━━ Passage given

Level 7 would put you into the intermediate/advanced category, that might take a bit of on-snow time unless you are extremely athletic.

Stumbling blocks
- bad boot selection and fitting
- psychological (read: fear and lack of training to deal with it)
- not enough snow time
- other physiological not taken care of at bootfitting (injury, out of shape for whatever reason)

The other secret is that we talk more about skis than about boots not because skis are more important, but because boots are so individual.

IMHO, once you have properly-fitted boots, almost -ANY- "intermediate" ski having 150-163cm length, a 71-77mm waist, and a 13-17m published radius will be enough to take you to level 6. Different models will have a different feel, but all should get you there, and maybe even provide for quite some fun between level 6 and level 7.

Beyond that, you will mostly know what you want.
tromano
April 28, 2008
Member since 12/19/2002 🔗
998 posts
Get boots first. After that skis, bindings, and the rest. My brother in law is a low intermediate and just got the Fischer RX4 as his first ski last year. He really likes them and even skied them here in UT when they came to visit. Seems like a decent ski for him as he was doing great on them and very confident.

I think the big thing is just to go our and ski and get good instruction and then go out and ski some more.
Crush
April 28, 2008
Member since 03/21/2004 🔗
1,020 posts
can't agree more with T-man, comprex, et al. ... don't worry about skis... think boots.

i pride myself in being able to take any crap-pair-of-planks and make them do what i want ...
but no-one touches my boots, except two people in the entire world. every pair of boots i've had for the last 20 years have been the most important single piece of equipment i have had.

you need to go to the best bootfitter shop around and blow as much money as you can afford on the best boots you can buy. no one thing will give you more return for your money. it may take you a year or two seasons to dial-in those boots but it will set you up in the end for success.

your boots act as a gasket between your body and your skis - it is the most important interface.

i have skied on horrible-floppy rental skis made by a boat-builder (wally skis: Wally Skis ) that were no better than two rough-cut pine planks... and i still laid trenches @ deer valley.

i once forgot my boots at home for wed. night gate training @ liberty and rented boots to try and do my training - i took one run, turned them in and drove back home b/c i knew i would kill myself in them.

i don't think anyone on this site or others would say different.
skiobsessed
April 28, 2008
Member since 03/10/2008 🔗
80 posts
Thank you so much for all of your quick and useful advice. A little more information about my plan of skiing for next season:

I plan on skiing as much as possible, hence getting my own skis and equipment in order to bypass the rental line. Ideally, I would LOVE to ski 10+ weekends (ambitious, I know...but I am SKI OBSESSED:) I plan on exploring the convenient three (Liberty, Roundtop, Whitetail with their "advantage card") as much as possible. I also want to go either out West to ski or up north to Vermont at least once next season.

━━━━

Tasks for this exercise |
1. Please copy the part of the ski forum thread that opens with the words containing "Level 7 would" and closes with "what you want.".
2. In the ski forum thread, which ski did the brother-in-law get as his first ski?
The material after this point comes from a different source.

━━ Dataset content

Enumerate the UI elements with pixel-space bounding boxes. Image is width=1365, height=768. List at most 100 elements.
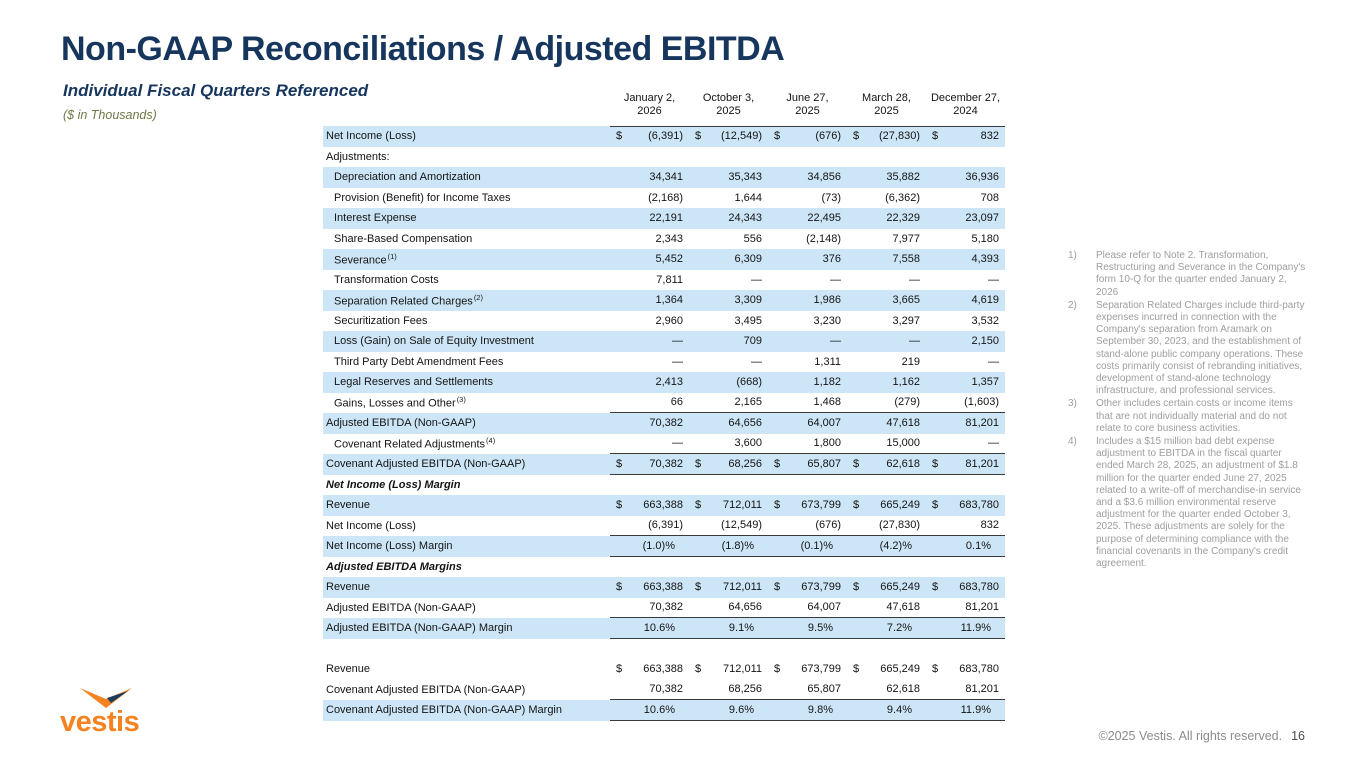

━━━━

Results |
1.
Level 7 would put you into the intermediate/advanced category, that might take a bit of on-snow time unless you are extremely athletic.

Stumbling blocks
- bad boot selection and fitting
- psychological (read: fear and lack of training to deal with it)
- not enough snow time
- other physiological not taken care of at bootfitting (injury, out of shape for whatever reason)

The other secret is that we talk more about skis than about boots not because skis are more important, but because boots are so individual.

IMHO, once you have properly-fitted boots, almost -ANY- "intermediate" ski having 150-163cm length, a 71-77mm waist, and a 13-17m published radius will be enough to take you to level 6. Different models will have a different feel, but all should get you there, and maybe even provide for quite some fun between level 6 and level 7.

Beyond that, you will mostly know what you want.

2. The Fischer RX4.